■ Instructions to follow
Extract each line from the entries below that has the string "昨夜一枝开" in it.

■ Supplied data
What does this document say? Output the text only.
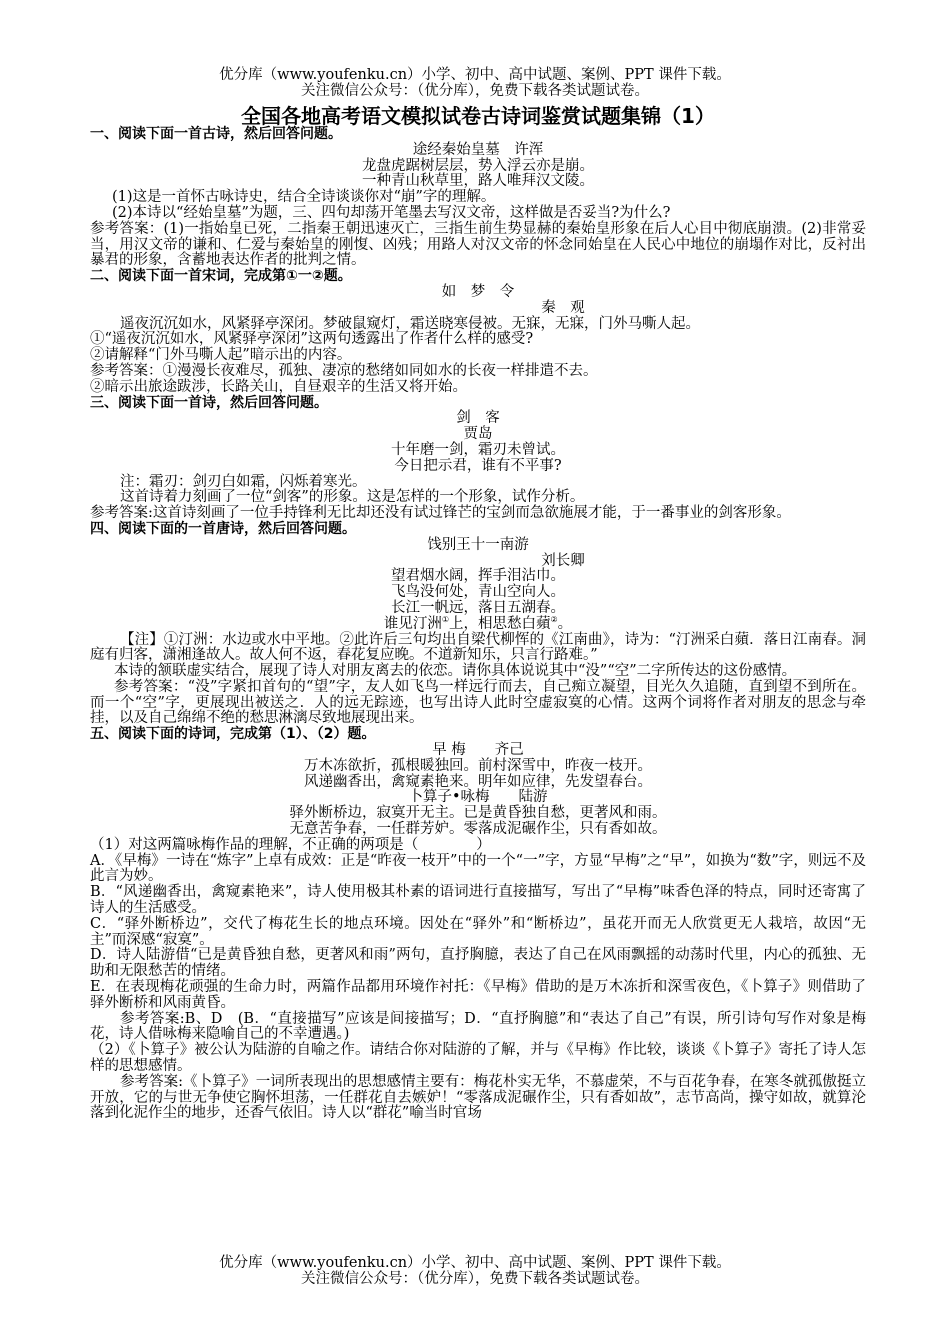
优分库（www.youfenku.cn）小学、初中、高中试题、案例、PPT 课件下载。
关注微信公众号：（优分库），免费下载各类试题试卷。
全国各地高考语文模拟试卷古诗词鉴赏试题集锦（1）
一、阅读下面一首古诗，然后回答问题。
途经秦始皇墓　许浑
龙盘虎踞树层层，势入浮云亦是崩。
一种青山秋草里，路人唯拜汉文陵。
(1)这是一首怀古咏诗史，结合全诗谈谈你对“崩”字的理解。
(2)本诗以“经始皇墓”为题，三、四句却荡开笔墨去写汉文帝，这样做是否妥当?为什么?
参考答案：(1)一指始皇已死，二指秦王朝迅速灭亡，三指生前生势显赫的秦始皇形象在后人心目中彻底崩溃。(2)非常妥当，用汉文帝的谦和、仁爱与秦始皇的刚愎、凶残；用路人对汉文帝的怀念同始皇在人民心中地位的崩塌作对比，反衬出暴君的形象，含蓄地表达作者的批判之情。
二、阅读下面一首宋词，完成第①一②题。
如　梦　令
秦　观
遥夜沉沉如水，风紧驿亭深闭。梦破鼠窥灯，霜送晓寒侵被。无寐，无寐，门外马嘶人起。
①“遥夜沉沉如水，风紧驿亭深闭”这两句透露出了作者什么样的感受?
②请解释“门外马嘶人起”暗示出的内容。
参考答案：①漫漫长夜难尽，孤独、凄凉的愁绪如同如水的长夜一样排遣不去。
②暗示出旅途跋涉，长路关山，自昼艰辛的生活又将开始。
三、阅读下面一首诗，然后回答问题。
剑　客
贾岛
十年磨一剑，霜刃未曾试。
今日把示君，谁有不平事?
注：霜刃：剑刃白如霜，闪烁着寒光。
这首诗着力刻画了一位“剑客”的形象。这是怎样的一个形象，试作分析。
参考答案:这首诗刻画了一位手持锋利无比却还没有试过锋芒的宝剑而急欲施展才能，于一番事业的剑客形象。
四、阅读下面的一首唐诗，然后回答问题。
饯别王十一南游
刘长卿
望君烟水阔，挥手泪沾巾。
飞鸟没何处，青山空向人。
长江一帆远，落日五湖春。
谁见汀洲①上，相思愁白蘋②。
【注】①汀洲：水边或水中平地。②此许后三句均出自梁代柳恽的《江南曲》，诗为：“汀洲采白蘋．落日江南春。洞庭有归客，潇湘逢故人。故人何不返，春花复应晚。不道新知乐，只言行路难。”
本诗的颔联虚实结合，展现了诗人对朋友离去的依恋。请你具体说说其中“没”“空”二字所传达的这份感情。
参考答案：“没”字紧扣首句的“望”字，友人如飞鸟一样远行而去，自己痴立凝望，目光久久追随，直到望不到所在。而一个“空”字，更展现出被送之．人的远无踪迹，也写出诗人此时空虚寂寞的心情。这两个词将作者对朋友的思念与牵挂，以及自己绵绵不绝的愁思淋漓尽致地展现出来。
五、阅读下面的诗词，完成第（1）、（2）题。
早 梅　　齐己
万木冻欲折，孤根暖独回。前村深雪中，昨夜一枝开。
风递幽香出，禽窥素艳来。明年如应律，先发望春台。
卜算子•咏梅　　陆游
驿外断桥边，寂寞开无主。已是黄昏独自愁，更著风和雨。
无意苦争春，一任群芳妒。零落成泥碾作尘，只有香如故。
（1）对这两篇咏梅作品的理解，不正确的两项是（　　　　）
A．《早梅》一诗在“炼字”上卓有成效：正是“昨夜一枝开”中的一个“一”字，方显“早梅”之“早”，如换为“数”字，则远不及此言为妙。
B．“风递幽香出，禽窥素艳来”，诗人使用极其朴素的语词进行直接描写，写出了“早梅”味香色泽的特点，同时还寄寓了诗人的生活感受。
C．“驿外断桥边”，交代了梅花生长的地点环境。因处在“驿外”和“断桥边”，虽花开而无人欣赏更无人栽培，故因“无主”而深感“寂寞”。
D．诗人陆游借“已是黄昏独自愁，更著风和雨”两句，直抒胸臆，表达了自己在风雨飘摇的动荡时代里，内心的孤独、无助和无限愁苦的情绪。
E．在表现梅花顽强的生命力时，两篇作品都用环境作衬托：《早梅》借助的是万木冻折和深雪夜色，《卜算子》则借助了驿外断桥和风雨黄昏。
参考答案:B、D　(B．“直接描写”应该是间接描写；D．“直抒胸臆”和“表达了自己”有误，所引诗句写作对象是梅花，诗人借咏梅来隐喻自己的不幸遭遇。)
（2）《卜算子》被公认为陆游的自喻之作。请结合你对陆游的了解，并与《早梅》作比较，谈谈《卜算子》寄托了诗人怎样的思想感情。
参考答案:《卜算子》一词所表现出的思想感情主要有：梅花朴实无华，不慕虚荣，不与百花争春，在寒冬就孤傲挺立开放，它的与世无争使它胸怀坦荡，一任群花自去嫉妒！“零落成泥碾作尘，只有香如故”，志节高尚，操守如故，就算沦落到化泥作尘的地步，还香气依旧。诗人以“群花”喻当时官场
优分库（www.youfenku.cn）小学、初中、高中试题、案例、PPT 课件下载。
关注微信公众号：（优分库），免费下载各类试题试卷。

■ Final result
万木冻欲折，孤根暖独回。前村深雪中，昨夜一枝开。
A．《早梅》一诗在“炼字”上卓有成效：正是“昨夜一枝开”中的一个“一”字，方显“早梅”之“早”，如换为“数”字，则远不及此言为妙。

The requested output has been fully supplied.